===== Data shown =====

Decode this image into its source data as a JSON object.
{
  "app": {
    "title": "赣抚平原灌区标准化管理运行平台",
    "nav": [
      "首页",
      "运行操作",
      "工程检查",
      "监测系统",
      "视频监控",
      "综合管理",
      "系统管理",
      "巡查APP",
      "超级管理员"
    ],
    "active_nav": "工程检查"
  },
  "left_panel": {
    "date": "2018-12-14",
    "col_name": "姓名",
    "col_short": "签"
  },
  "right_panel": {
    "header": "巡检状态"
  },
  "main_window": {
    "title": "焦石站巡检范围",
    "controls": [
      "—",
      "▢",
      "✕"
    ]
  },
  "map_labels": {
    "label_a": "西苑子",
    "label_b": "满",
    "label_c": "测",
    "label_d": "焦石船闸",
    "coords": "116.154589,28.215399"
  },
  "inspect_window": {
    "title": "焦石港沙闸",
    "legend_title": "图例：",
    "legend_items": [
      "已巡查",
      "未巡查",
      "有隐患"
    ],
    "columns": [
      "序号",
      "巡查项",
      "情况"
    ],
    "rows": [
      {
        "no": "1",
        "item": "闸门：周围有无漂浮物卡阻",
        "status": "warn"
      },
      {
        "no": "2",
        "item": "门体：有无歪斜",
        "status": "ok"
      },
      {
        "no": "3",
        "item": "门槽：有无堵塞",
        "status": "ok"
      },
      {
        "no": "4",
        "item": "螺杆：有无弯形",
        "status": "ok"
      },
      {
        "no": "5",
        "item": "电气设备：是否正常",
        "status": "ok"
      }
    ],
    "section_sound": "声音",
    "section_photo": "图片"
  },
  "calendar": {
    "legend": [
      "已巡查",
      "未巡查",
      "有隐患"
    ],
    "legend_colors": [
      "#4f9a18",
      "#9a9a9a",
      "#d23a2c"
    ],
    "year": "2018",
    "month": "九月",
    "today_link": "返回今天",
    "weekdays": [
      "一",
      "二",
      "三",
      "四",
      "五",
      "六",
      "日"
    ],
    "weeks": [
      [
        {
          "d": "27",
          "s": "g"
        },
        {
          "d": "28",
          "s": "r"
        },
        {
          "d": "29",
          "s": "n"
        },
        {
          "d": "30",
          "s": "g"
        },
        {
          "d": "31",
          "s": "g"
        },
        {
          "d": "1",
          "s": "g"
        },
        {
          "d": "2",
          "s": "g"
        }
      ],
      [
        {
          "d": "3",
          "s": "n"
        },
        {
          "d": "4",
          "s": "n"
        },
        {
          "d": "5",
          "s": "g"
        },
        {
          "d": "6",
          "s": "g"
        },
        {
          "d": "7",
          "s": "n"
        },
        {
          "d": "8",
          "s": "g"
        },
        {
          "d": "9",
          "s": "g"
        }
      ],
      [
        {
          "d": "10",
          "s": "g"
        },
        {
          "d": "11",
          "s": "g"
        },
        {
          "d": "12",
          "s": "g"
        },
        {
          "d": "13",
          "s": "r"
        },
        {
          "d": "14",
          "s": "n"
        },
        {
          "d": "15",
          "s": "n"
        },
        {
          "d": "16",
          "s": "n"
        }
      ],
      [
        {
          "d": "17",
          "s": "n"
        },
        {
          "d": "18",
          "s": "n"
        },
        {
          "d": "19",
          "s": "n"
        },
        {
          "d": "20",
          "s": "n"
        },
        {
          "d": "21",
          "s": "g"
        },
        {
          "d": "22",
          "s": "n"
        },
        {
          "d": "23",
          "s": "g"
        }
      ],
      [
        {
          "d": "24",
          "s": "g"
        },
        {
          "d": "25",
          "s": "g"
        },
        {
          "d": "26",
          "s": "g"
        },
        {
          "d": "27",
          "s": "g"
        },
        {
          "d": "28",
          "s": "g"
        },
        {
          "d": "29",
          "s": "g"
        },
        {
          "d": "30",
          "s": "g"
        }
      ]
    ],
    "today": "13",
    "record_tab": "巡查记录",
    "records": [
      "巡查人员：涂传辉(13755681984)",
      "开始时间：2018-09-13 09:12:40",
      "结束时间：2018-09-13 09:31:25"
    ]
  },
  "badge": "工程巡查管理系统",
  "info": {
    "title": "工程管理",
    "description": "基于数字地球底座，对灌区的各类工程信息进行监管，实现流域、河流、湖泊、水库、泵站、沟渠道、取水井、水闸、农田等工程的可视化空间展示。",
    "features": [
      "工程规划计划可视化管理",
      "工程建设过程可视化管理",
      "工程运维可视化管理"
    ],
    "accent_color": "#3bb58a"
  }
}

=====

Reproduce the full listing exactly.

Decode this image into its source data as a JSON object.
{
  "app": {
    "title": "赣抚平原灌区标准化管理运行平台",
    "nav": [
      "首页",
      "运行操作",
      "工程检查",
      "监测系统",
      "视频监控",
      "综合管理",
      "系统管理",
      "巡查APP",
      "超级管理员"
    ],
    "active_nav": "工程检查"
  },
  "left_panel": {
    "date": "2018-12-14",
    "col_name": "姓名",
    "col_short": "签"
  },
  "right_panel": {
    "header": "巡检状态"
  },
  "main_window": {
    "title": "焦石站巡检范围",
    "controls": [
      "—",
      "▢",
      "✕"
    ]
  },
  "map_labels": {
    "label_a": "西苑子",
    "label_b": "满",
    "label_c": "测",
    "label_d": "焦石船闸",
    "coords": "116.154589,28.215399"
  },
  "inspect_window": {
    "title": "焦石港沙闸",
    "legend_title": "图例：",
    "legend_items": [
      "已巡查",
      "未巡查",
      "有隐患"
    ],
    "columns": [
      "序号",
      "巡查项",
      "情况"
    ],
    "rows": [
      {
        "no": "1",
        "item": "闸门：周围有无漂浮物卡阻",
        "status": "warn"
      },
      {
        "no": "2",
        "item": "门体：有无歪斜",
        "status": "ok"
      },
      {
        "no": "3",
        "item": "门槽：有无堵塞",
        "status": "ok"
      },
      {
        "no": "4",
        "item": "螺杆：有无弯形",
        "status": "ok"
      },
      {
        "no": "5",
        "item": "电气设备：是否正常",
        "status": "ok"
      }
    ],
    "section_sound": "声音",
    "section_photo": "图片"
  },
  "calendar": {
    "legend": [
      "已巡查",
      "未巡查",
      "有隐患"
    ],
    "legend_colors": [
      "#4f9a18",
      "#9a9a9a",
      "#d23a2c"
    ],
    "year": "2018",
    "month": "九月",
    "today_link": "返回今天",
    "weekdays": [
      "一",
      "二",
      "三",
      "四",
      "五",
      "六",
      "日"
    ],
    "weeks": [
      [
        {
          "d": "27",
          "s": "g"
        },
        {
          "d": "28",
          "s": "r"
        },
        {
          "d": "29",
          "s": "n"
        },
        {
          "d": "30",
          "s": "g"
        },
        {
          "d": "31",
          "s": "g"
        },
        {
          "d": "1",
          "s": "g"
        },
        {
          "d": "2",
          "s": "g"
        }
      ],
      [
        {
          "d": "3",
          "s": "n"
        },
        {
          "d": "4",
          "s": "n"
        },
        {
          "d": "5",
          "s": "g"
        },
        {
          "d": "6",
          "s": "g"
        },
        {
          "d": "7",
          "s": "n"
        },
        {
          "d": "8",
          "s": "g"
        },
        {
          "d": "9",
          "s": "g"
        }
      ],
      [
        {
          "d": "10",
          "s": "g"
        },
        {
          "d": "11",
          "s": "g"
        },
        {
          "d": "12",
          "s": "g"
        },
        {
          "d": "13",
          "s": "r"
        },
        {
          "d": "14",
          "s": "n"
        },
        {
          "d": "15",
          "s": "n"
        },
        {
          "d": "16",
          "s": "n"
        }
      ],
      [
        {
          "d": "17",
          "s": "n"
        },
        {
          "d": "18",
          "s": "n"
        },
        {
          "d": "19",
          "s": "n"
        },
        {
          "d": "20",
          "s": "n"
        },
        {
          "d": "21",
          "s": "g"
        },
        {
          "d": "22",
          "s": "n"
        },
        {
          "d": "23",
          "s": "g"
        }
      ],
      [
        {
          "d": "24",
          "s": "g"
        },
        {
          "d": "25",
          "s": "g"
        },
        {
          "d": "26",
          "s": "g"
        },
        {
          "d": "27",
          "s": "g"
        },
        {
          "d": "28",
          "s": "g"
        },
        {
          "d": "29",
          "s": "g"
        },
        {
          "d": "30",
          "s": "g"
        }
      ]
    ],
    "today": "13",
    "record_tab": "巡查记录",
    "records": [
      "巡查人员：涂传辉(13755681984)",
      "开始时间：2018-09-13 09:12:40",
      "结束时间：2018-09-13 09:31:25"
    ]
  },
  "badge": "工程巡查管理系统",
  "info": {
    "title": "工程管理",
    "description": "基于数字地球底座，对灌区的各类工程信息进行监管，实现流域、河流、湖泊、水库、泵站、沟渠道、取水井、水闸、农田等工程的可视化空间展示。",
    "features": [
      "工程规划计划可视化管理",
      "工程建设过程可视化管理",
      "工程运维可视化管理"
    ],
    "accent_color": "#3bb58a"
  }
}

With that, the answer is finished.